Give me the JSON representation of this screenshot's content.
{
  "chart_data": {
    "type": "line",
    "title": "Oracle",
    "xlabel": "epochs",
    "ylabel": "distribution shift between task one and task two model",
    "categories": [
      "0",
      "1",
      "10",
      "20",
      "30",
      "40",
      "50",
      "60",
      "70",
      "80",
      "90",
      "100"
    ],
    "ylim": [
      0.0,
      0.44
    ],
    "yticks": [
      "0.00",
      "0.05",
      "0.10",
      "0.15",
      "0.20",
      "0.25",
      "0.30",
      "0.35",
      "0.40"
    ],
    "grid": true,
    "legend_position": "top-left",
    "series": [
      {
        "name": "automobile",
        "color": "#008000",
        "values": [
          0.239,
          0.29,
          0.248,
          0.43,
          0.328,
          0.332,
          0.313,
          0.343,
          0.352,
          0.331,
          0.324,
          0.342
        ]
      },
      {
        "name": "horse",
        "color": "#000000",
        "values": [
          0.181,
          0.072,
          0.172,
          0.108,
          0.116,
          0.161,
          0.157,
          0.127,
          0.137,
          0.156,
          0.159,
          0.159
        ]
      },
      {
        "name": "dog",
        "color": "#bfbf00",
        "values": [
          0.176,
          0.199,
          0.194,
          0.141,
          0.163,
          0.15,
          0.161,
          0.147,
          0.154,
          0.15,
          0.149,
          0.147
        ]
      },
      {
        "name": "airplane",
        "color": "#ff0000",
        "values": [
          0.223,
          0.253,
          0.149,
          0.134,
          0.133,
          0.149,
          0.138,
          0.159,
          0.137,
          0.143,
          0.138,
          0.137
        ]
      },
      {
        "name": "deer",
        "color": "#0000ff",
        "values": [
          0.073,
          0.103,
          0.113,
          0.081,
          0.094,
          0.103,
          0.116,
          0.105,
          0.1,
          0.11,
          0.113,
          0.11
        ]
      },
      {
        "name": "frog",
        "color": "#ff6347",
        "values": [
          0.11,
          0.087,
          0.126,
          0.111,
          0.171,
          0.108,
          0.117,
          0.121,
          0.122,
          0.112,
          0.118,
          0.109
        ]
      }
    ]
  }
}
^^^^^^^^^^^^^^^^
Go through the material line by line. Show each line that contains the string "color".

        "color": "#008000",
        "color": "#000000",
        "color": "#bfbf00",
        "color": "#ff0000",
        "color": "#0000ff",
        "color": "#ff6347",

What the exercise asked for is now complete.